# Provided information
>>>>>

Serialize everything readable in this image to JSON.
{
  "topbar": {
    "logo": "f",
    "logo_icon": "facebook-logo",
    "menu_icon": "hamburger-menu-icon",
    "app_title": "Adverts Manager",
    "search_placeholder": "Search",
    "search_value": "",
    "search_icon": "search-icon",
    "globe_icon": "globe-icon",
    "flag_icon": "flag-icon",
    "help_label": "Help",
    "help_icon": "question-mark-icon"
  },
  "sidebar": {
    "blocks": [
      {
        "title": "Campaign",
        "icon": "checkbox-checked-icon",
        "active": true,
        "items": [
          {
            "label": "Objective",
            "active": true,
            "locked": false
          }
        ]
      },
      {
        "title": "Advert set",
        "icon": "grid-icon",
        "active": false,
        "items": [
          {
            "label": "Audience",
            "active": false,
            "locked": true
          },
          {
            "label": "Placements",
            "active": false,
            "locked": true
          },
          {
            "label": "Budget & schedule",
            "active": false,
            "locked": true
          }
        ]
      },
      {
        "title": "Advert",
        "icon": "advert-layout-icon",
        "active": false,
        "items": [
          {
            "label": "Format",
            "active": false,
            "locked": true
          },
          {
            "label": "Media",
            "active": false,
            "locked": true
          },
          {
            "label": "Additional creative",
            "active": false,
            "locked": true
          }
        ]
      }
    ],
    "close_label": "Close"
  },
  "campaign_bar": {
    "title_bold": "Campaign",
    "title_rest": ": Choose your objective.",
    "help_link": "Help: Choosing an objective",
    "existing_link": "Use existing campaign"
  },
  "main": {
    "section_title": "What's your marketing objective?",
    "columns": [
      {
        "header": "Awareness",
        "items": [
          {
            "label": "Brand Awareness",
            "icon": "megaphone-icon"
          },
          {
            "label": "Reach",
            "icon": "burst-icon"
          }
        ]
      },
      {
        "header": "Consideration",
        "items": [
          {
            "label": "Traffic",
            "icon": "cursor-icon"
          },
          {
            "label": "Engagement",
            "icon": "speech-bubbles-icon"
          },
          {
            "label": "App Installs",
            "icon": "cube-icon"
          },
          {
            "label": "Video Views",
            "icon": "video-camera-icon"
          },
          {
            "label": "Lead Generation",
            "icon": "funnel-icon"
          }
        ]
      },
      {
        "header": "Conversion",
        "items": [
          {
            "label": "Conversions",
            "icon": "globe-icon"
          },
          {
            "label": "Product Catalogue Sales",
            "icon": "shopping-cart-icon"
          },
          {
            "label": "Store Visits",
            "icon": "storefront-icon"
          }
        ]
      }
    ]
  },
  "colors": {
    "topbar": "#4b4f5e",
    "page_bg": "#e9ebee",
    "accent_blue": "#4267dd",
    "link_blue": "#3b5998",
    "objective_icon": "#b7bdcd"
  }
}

<<<<<

# Stated task
Which lines hold the word "your"? Return all of them from the records above.

# Exercise answer
    "title_rest": ": Choose your objective.",
    "section_title": "What's your marketing objective?",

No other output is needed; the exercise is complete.